### EXERCISE REQUIREMENTS
Copy each of the rows below word for word, keeping every line as it appears.

[Data entries]
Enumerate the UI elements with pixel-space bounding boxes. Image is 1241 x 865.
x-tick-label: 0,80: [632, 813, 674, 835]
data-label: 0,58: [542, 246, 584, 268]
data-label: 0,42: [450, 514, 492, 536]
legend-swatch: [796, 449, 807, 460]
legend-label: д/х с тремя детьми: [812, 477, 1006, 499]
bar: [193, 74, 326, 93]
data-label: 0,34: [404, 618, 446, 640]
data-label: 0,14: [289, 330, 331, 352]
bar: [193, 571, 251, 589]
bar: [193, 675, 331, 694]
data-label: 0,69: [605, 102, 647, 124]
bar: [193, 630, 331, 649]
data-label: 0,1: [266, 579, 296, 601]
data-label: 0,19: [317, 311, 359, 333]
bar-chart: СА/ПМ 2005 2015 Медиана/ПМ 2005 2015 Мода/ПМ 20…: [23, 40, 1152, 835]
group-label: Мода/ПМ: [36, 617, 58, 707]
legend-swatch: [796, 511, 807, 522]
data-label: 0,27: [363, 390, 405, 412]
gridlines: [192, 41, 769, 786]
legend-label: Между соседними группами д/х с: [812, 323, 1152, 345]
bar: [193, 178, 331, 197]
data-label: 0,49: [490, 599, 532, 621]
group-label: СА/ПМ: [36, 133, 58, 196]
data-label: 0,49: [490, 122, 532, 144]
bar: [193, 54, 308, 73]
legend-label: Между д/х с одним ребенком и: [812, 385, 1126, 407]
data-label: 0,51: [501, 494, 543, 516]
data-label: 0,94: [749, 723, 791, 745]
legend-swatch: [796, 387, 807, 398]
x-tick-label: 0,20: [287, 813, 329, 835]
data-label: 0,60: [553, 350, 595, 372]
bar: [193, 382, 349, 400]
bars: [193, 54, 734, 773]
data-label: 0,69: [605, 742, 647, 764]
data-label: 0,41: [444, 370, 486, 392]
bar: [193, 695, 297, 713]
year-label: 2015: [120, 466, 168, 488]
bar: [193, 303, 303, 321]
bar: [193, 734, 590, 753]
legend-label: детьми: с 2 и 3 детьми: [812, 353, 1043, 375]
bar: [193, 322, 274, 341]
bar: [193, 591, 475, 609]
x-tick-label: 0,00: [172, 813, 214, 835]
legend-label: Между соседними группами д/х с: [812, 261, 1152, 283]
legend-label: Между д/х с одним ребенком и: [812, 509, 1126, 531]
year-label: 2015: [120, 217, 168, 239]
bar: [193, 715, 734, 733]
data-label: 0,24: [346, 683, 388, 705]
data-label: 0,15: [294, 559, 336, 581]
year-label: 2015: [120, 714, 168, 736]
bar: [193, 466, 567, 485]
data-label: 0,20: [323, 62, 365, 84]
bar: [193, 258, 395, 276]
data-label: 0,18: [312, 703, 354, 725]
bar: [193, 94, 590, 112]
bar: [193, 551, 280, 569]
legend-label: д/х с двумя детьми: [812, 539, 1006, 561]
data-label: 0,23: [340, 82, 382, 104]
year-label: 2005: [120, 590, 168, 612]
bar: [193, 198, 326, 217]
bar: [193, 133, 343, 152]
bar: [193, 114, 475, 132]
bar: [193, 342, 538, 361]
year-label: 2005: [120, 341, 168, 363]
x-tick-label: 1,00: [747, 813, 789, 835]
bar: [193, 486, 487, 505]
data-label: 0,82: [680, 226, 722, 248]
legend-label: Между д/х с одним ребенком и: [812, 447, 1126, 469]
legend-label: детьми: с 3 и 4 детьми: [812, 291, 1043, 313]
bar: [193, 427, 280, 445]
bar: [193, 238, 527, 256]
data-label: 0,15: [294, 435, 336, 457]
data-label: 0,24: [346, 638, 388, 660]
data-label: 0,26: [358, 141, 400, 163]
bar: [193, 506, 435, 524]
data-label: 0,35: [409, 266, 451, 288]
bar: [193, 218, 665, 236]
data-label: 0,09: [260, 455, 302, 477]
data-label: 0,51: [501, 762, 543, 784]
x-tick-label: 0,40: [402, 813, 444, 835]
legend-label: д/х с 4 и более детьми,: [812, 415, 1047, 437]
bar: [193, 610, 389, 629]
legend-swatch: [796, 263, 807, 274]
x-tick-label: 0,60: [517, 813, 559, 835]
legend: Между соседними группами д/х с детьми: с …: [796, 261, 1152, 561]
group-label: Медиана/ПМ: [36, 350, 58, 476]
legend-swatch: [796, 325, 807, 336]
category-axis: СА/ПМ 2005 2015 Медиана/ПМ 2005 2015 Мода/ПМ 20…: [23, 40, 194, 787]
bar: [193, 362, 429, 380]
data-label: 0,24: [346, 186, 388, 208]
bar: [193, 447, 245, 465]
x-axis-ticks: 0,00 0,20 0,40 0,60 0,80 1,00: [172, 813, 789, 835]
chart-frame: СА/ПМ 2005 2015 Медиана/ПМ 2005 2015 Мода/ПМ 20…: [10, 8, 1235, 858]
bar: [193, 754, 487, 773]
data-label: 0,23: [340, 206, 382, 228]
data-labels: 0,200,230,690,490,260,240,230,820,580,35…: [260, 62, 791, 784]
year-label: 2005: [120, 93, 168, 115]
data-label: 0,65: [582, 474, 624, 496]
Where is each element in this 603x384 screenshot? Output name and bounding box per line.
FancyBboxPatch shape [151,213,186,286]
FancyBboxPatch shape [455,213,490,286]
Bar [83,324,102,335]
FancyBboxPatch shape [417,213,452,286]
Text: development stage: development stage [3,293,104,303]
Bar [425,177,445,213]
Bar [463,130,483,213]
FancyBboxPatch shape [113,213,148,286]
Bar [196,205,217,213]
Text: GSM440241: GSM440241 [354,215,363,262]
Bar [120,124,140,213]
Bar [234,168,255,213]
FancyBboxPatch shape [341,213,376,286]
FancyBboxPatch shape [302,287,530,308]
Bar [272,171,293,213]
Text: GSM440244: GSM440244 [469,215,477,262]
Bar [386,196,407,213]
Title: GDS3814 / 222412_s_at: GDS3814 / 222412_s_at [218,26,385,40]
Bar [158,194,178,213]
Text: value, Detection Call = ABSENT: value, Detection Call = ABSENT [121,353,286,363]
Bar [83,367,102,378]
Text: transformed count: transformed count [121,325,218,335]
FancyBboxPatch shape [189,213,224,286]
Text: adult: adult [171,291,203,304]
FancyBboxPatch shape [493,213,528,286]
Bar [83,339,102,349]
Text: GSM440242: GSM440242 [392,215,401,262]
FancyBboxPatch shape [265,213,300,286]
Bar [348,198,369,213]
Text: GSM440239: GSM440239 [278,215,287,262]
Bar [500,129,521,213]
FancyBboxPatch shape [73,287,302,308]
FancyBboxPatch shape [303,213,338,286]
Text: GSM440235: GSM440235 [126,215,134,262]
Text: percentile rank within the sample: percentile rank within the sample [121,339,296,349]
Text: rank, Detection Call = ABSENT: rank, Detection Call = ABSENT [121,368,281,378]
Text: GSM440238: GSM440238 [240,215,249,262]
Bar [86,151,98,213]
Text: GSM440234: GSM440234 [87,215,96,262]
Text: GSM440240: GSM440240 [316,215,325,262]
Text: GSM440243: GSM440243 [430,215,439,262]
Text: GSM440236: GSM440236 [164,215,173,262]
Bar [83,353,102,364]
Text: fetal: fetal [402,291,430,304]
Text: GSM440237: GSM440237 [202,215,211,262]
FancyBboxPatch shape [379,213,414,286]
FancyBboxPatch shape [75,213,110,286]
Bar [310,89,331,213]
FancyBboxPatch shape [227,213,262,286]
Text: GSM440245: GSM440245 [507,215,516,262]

### COMPLETE RESPONSE
Enumerate the UI elements with pixel-space bounding boxes. Image is 1241 x 865.
x-tick-label: 0,80: [632, 813, 674, 835]
data-label: 0,58: [542, 246, 584, 268]
data-label: 0,42: [450, 514, 492, 536]
legend-swatch: [796, 449, 807, 460]
legend-label: д/х с тремя детьми: [812, 477, 1006, 499]
bar: [193, 74, 326, 93]
data-label: 0,34: [404, 618, 446, 640]
data-label: 0,14: [289, 330, 331, 352]
bar: [193, 571, 251, 589]
bar: [193, 675, 331, 694]
data-label: 0,69: [605, 102, 647, 124]
bar: [193, 630, 331, 649]
data-label: 0,1: [266, 579, 296, 601]
data-label: 0,19: [317, 311, 359, 333]
bar-chart: СА/ПМ 2005 2015 Медиана/ПМ 2005 2015 Мода/ПМ 20…: [23, 40, 1152, 835]
group-label: Мода/ПМ: [36, 617, 58, 707]
legend-swatch: [796, 511, 807, 522]
data-label: 0,27: [363, 390, 405, 412]
gridlines: [192, 41, 769, 786]
legend-label: Между соседними группами д/х с: [812, 323, 1152, 345]
bar: [193, 178, 331, 197]
data-label: 0,49: [490, 599, 532, 621]
group-label: СА/ПМ: [36, 133, 58, 196]
data-label: 0,49: [490, 122, 532, 144]
bar: [193, 54, 308, 73]
legend-label: Между д/х с одним ребенком и: [812, 385, 1126, 407]
data-label: 0,51: [501, 494, 543, 516]
data-label: 0,94: [749, 723, 791, 745]
legend-swatch: [796, 387, 807, 398]
x-tick-label: 0,20: [287, 813, 329, 835]
data-label: 0,60: [553, 350, 595, 372]
bar: [193, 382, 349, 400]
bars: [193, 54, 734, 773]
data-label: 0,69: [605, 742, 647, 764]
data-label: 0,41: [444, 370, 486, 392]
bar: [193, 695, 297, 713]
year-label: 2015: [120, 466, 168, 488]
bar: [193, 303, 303, 321]
bar: [193, 734, 590, 753]
legend-label: детьми: с 2 и 3 детьми: [812, 353, 1043, 375]
bar: [193, 322, 274, 341]
bar: [193, 591, 475, 609]
x-tick-label: 0,00: [172, 813, 214, 835]
legend-label: Между соседними группами д/х с: [812, 261, 1152, 283]
legend-label: Между д/х с одним ребенком и: [812, 509, 1126, 531]
year-label: 2015: [120, 217, 168, 239]
bar: [193, 715, 734, 733]
data-label: 0,24: [346, 683, 388, 705]
data-label: 0,15: [294, 559, 336, 581]
year-label: 2015: [120, 714, 168, 736]
bar: [193, 466, 567, 485]
data-label: 0,20: [323, 62, 365, 84]
bar: [193, 258, 395, 276]
data-label: 0,18: [312, 703, 354, 725]
bar: [193, 94, 590, 112]
bar: [193, 551, 280, 569]
legend-label: д/х с двумя детьми: [812, 539, 1006, 561]
data-label: 0,23: [340, 82, 382, 104]
year-label: 2005: [120, 590, 168, 612]
bar: [193, 198, 326, 217]
bar: [193, 133, 343, 152]
bar: [193, 114, 475, 132]
bar: [193, 342, 538, 361]
year-label: 2005: [120, 341, 168, 363]
x-tick-label: 1,00: [747, 813, 789, 835]
bar: [193, 486, 487, 505]
data-label: 0,82: [680, 226, 722, 248]
legend-label: Между д/х с одним ребенком и: [812, 447, 1126, 469]
legend-label: детьми: с 3 и 4 детьми: [812, 291, 1043, 313]
bar: [193, 427, 280, 445]
bar: [193, 238, 527, 256]
data-label: 0,15: [294, 435, 336, 457]
data-label: 0,24: [346, 638, 388, 660]
data-label: 0,26: [358, 141, 400, 163]
bar: [193, 506, 435, 524]
data-label: 0,35: [409, 266, 451, 288]
bar: [193, 218, 665, 236]
data-label: 0,09: [260, 455, 302, 477]
data-label: 0,51: [501, 762, 543, 784]
x-tick-label: 0,40: [402, 813, 444, 835]
legend-label: д/х с 4 и более детьми,: [812, 415, 1047, 437]
bar: [193, 610, 389, 629]
legend-swatch: [796, 263, 807, 274]
x-tick-label: 0,60: [517, 813, 559, 835]
legend: Между соседними группами д/х с детьми: с …: [796, 261, 1152, 561]
group-label: Медиана/ПМ: [36, 350, 58, 476]
legend-swatch: [796, 325, 807, 336]
category-axis: СА/ПМ 2005 2015 Медиана/ПМ 2005 2015 Мода/ПМ 20…: [23, 40, 194, 787]
bar: [193, 362, 429, 380]
data-label: 0,24: [346, 186, 388, 208]
bar: [193, 447, 245, 465]
x-axis-ticks: 0,00 0,20 0,40 0,60 0,80 1,00: [172, 813, 789, 835]
chart-frame: СА/ПМ 2005 2015 Медиана/ПМ 2005 2015 Мода/ПМ 20…: [10, 8, 1235, 858]
bar: [193, 754, 487, 773]
data-label: 0,23: [340, 206, 382, 228]
data-labels: 0,200,230,690,490,260,240,230,820,580,35…: [260, 62, 791, 784]
year-label: 2005: [120, 93, 168, 115]
data-label: 0,65: [582, 474, 624, 496]
Where is each element in this 603x384 screenshot? Output name and bounding box per line.
FancyBboxPatch shape [151,213,186,286]
FancyBboxPatch shape [455,213,490,286]
Bar [83,324,102,335]
FancyBboxPatch shape [417,213,452,286]
Text: development stage: development stage [3,293,104,303]
Bar [425,177,445,213]
Bar [463,130,483,213]
FancyBboxPatch shape [113,213,148,286]
Bar [196,205,217,213]
Text: GSM440241: GSM440241 [354,215,363,262]
Bar [120,124,140,213]
Bar [234,168,255,213]
FancyBboxPatch shape [341,213,376,286]
FancyBboxPatch shape [302,287,530,308]
Bar [272,171,293,213]
Text: GSM440244: GSM440244 [469,215,477,262]
Bar [386,196,407,213]
Title: GDS3814 / 222412_s_at: GDS3814 / 222412_s_at [218,26,385,40]
Bar [158,194,178,213]
Text: value, Detection Call = ABSENT: value, Detection Call = ABSENT [121,353,286,363]
Bar [83,367,102,378]
Text: transformed count: transformed count [121,325,218,335]
FancyBboxPatch shape [189,213,224,286]
Text: adult: adult [171,291,203,304]
FancyBboxPatch shape [493,213,528,286]
Bar [83,339,102,349]
Text: GSM440242: GSM440242 [392,215,401,262]
FancyBboxPatch shape [265,213,300,286]
Bar [348,198,369,213]
Text: GSM440239: GSM440239 [278,215,287,262]
Bar [500,129,521,213]
FancyBboxPatch shape [73,287,302,308]
FancyBboxPatch shape [303,213,338,286]
Text: GSM440235: GSM440235 [126,215,134,262]
Text: percentile rank within the sample: percentile rank within the sample [121,339,296,349]
Text: rank, Detection Call = ABSENT: rank, Detection Call = ABSENT [121,368,281,378]
Text: GSM440238: GSM440238 [240,215,249,262]
Bar [86,151,98,213]
Text: GSM440234: GSM440234 [87,215,96,262]
Text: GSM440240: GSM440240 [316,215,325,262]
Text: GSM440243: GSM440243 [430,215,439,262]
Text: GSM440236: GSM440236 [164,215,173,262]
Bar [83,353,102,364]
Text: fetal: fetal [402,291,430,304]
Text: GSM440237: GSM440237 [202,215,211,262]
FancyBboxPatch shape [379,213,414,286]
FancyBboxPatch shape [75,213,110,286]
Bar [310,89,331,213]
FancyBboxPatch shape [227,213,262,286]
Text: GSM440245: GSM440245 [507,215,516,262]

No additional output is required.